*GIVEN EXERCISE*: Go through the material and pull out every line with the string "bellezza" in it.

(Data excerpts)

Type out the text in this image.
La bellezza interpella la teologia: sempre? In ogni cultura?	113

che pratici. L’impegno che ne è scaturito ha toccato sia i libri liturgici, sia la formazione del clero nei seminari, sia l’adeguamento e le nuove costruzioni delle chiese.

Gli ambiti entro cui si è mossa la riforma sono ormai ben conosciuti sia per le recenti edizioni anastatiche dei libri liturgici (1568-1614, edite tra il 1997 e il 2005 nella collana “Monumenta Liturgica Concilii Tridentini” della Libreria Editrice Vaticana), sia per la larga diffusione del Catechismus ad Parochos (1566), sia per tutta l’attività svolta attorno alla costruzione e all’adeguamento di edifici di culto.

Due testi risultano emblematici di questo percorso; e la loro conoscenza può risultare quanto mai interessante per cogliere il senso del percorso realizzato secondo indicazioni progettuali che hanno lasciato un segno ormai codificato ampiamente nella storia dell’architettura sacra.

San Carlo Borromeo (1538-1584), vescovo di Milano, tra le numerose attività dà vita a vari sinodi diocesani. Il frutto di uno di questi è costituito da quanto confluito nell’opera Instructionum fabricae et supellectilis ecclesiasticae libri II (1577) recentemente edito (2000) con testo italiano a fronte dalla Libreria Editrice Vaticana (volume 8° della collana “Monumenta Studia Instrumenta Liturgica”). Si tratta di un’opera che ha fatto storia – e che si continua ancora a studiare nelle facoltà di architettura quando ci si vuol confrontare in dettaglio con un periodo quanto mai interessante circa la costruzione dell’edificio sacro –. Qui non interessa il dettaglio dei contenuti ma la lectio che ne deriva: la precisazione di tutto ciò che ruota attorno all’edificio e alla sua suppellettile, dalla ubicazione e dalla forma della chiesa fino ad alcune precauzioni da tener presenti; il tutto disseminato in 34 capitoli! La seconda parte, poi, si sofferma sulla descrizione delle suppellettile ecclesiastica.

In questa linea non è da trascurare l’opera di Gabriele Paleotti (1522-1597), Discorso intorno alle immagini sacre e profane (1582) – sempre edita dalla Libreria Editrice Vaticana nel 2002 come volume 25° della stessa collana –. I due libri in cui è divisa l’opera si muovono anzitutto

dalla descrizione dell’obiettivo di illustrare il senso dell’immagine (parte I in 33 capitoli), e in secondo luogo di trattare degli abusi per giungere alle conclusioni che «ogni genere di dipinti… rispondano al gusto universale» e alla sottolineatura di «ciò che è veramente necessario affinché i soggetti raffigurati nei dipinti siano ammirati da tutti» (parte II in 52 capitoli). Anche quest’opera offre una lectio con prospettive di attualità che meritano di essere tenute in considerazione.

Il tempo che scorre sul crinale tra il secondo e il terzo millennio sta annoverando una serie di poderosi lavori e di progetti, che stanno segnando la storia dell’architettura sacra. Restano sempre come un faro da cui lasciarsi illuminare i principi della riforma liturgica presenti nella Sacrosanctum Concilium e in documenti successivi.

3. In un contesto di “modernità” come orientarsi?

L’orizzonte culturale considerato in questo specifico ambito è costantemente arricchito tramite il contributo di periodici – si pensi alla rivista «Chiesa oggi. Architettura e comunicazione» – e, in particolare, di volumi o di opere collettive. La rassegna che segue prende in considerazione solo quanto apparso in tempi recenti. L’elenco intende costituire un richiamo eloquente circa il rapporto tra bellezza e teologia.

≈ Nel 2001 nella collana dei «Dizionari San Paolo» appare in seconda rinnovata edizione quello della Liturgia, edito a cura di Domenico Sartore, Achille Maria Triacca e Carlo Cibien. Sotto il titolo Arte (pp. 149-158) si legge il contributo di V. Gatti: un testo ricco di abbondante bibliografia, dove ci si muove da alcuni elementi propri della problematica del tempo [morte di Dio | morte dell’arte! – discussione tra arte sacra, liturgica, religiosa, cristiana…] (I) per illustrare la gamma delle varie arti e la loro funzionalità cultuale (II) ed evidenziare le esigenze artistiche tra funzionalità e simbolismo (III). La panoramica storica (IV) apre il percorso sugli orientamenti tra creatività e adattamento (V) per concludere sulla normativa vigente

*RESULT OF THIS TASK*:
La bellezza interpella la teologia: sempre? In ogni cultura?	113
L’orizzonte culturale considerato in questo specifico ambito è costantemente arricchito tramite il contributo di periodici – si pensi alla rivista «Chiesa oggi. Architettura e comunicazione» – e, in particolare, di volumi o di opere collettive. La rassegna che segue prende in considerazione solo quanto apparso in tempi recenti. L’elenco intende costituire un richiamo eloquente circa il rapporto tra bellezza e teologia.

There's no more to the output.